CONSIGNE –
Dans la transcription consacrée au cinéma de Quentin Dupieux, quel film fait l'objet de la critique du jour ?

Benjamin : (Léger écho) N’essayez pas de régler votre téléviseur, ceci n’est pas une défaillance, nous contrôlons à présent tout ce que vous allez voir et entendre. Apprêtez-vous à entrer dans une nouvelle dimension, une dimension faite non seulement d’images et de sons, mais aussi d’esprit. Une expérience entre réalité et fiction, un champ d’hypothèses entre science et religion, dans une contrée sans fin dont les frontières sont votre imagination. Entrez avec nous dans... le cinéma de Quentin Dupieux. Du du du du du du
Corentin : Je t’arrête tout de suite, notre public est bien trop jeune pour ce genre de références. Ici, on parle de trucs de millenials. J’accueille Benjamin Benoit le millenial pour parler d’un film bizarre. Bonjour Benjamin le millenial.
B : Bonjour à tous, et je veux pas le savoir, regardez au moins le Prisonnier, par exemple. C’est aussi limpide que notre sujet du jour. Aujourd’hui c’est la critique du film Au Poste, mais avant je vous propose un pit-stop nécessaire sur son réalisateur, Quentin Dupieux.
C : Les cool kids des années 90 le connaissent sous le nom de Mr Oizo.

EXTRAIT SOURCE –
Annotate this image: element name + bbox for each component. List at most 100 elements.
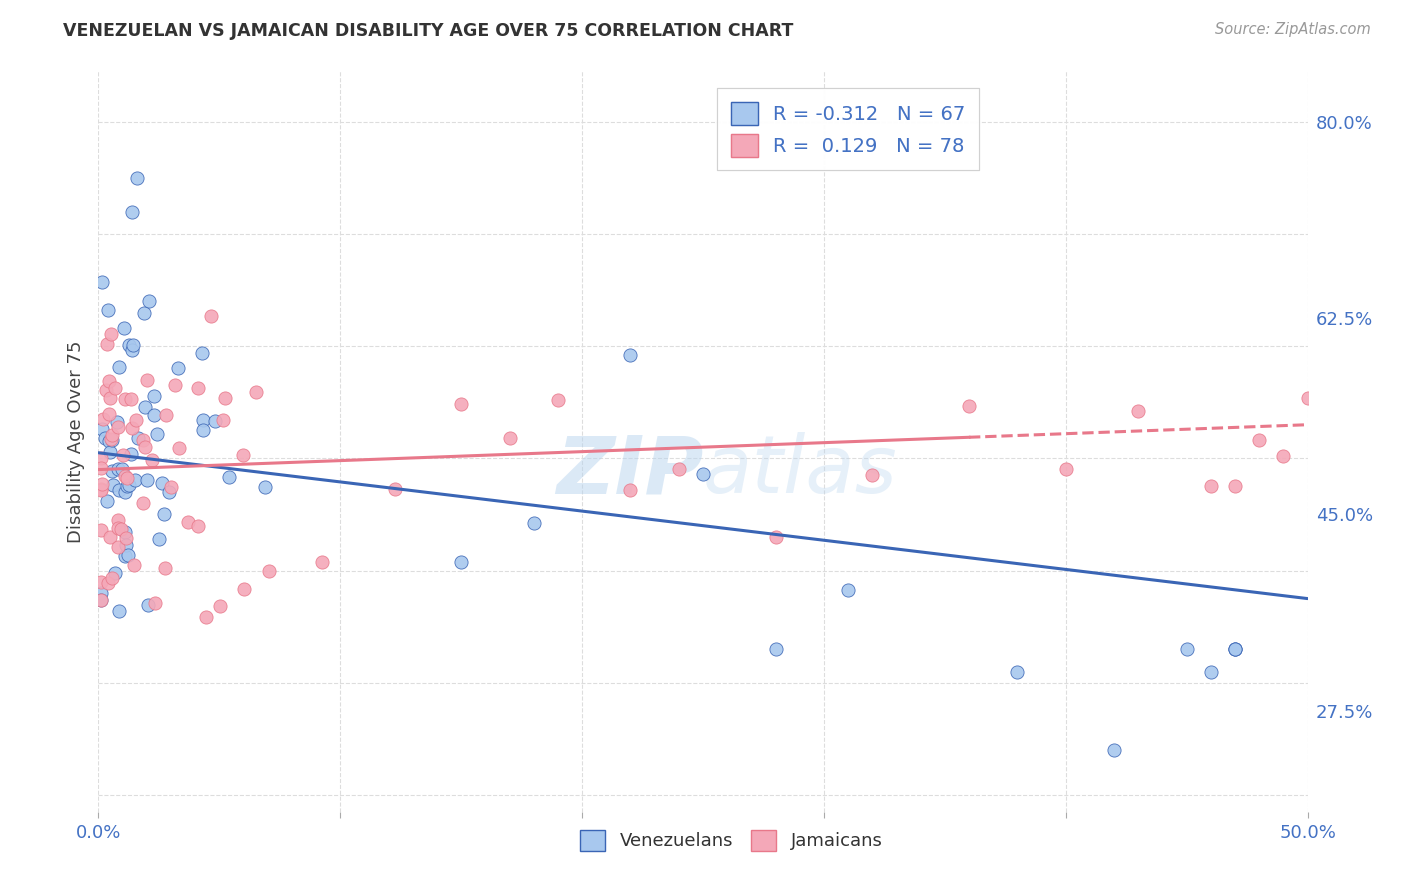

RÉSULTAT FINAL –
Le film critiqué est Au Poste.